- _What to do_
1 - Return the part of the Huahine text from "This was the" to "push the bikes." word for word.
2 - Retype the listing from the line with "author-avatar[interactable]: WOW THEMES <box>570 333" to the line with "post-card[interactable]: San Francisco", including both of those lines, with nothing changed.
──────── Page ────────
Having registered our sailing plan from FP to Cairns in QLD with the Australian Border Force, we set about enjoying Huahine, which consists of two islands joined by a bridge, Nui (big island) and Iti (small island). We cycled the 23 km route around Nui visiting the original settlement of Fare Pote’e near Maeva on the north-east corner of the island.
This was the original capital in ancient times. There is an interesting legend of the Princess Hotu Hiva who escaped an arranged marriage on the nearby island of Raiatea by hiding in a barrel and floating across to Huahine.
There are numerous Maraes (sacred sites) here and the original fish traps of the ancients in the river – still in use today. We also stopped at a stream which teemed with 2-3m long eels. The hills from Faie to the Bay of Maroe were quite steep, so we had to push the bikes.
We met Daniel from Berlin at the Huahine Yacht Club, who told us about Avea Bay at the southern tip of Iti, the small island. The next day I met four lovely ladies having lunch at the yacht club, wearing their traditional Tahitian flower crowns called “Hei Upo’o” which are worn to celebrate the beauty of everyday life in these islands of paradise. The embodiment of “The Happy Life”
──────── Task input ────────
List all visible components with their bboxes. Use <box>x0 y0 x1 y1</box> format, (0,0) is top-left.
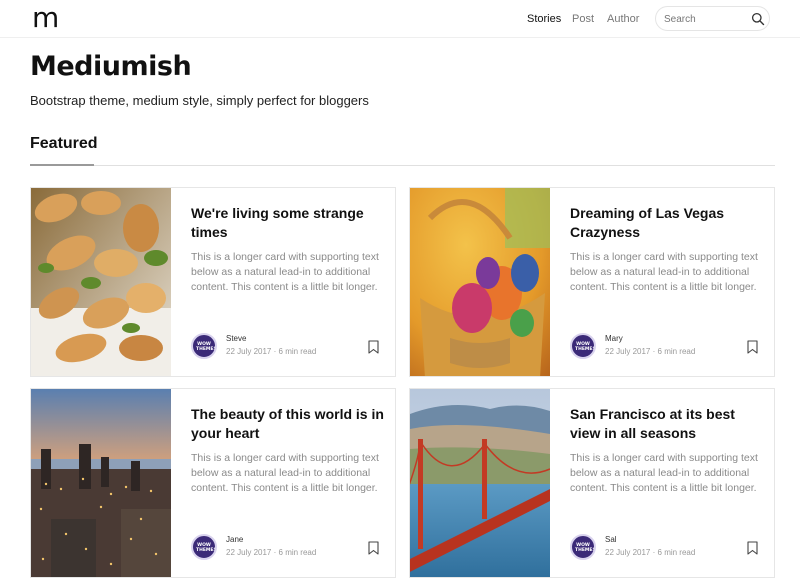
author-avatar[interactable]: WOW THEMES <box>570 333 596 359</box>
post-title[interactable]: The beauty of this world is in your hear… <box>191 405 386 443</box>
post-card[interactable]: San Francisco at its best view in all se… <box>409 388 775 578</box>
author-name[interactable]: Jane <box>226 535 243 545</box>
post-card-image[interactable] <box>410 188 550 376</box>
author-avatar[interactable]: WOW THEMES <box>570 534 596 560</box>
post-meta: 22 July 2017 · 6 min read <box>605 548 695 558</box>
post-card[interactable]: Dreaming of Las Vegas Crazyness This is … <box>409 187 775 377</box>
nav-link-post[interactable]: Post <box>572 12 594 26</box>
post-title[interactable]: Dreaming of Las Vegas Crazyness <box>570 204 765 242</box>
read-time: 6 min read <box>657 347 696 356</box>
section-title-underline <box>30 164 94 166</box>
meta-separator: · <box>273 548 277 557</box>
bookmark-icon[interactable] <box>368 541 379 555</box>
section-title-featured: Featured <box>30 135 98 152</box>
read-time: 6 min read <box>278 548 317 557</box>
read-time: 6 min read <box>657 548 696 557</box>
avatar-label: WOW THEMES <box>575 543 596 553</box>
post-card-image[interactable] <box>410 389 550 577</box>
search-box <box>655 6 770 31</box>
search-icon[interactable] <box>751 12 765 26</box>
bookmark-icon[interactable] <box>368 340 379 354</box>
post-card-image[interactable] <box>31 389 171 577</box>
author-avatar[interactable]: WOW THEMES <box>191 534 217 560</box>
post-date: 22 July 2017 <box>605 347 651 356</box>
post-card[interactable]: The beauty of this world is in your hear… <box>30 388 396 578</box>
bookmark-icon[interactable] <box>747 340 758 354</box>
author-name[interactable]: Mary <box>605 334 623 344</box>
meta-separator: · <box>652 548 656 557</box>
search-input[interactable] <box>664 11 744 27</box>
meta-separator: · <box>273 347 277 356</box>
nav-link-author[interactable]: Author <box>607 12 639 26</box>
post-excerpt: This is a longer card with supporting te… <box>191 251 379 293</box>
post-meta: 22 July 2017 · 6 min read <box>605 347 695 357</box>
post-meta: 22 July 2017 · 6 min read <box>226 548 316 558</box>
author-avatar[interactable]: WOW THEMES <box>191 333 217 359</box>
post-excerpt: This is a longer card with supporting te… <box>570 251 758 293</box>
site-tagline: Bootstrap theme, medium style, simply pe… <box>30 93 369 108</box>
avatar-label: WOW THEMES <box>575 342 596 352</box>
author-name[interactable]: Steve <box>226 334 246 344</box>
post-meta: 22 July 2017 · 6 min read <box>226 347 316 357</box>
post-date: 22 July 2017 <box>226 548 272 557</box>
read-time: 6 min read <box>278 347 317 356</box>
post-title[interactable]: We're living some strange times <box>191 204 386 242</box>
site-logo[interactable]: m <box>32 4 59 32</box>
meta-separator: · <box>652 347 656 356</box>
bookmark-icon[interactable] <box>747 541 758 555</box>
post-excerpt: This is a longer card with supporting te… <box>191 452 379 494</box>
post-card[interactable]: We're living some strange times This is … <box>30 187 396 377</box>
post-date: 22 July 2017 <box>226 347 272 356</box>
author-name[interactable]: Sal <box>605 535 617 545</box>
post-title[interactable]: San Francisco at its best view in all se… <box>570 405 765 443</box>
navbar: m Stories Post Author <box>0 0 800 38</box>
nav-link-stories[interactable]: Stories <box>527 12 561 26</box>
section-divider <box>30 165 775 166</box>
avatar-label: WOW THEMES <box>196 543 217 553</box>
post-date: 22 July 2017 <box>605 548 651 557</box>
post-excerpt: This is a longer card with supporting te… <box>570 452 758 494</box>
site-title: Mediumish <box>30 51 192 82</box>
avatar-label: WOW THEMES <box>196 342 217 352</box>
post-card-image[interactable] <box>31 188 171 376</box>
────────
- _Per-task answers_
1 -
This was the original capital in ancient times. There is an interesting legend of the Princess Hotu Hiva who escaped an arranged marriage on the nearby island of Raiatea by hiding in a barrel and floating across to Huahine.
There are numerous Maraes (sacred sites) here and the original fish traps of the ancients in the river – still in use today. We also stopped at a stream which teemed with 2-3m long eels. The hills from Faie to the Bay of Maroe were quite steep, so we had to push the bikes.

2 -
author-avatar[interactable]: WOW THEMES <box>570 333 596 359</box>
post-title[interactable]: The beauty of this world is in your hear… <box>191 405 386 443</box>
post-card[interactable]: San Francisco at its best view in all se… <box>409 388 775 578</box>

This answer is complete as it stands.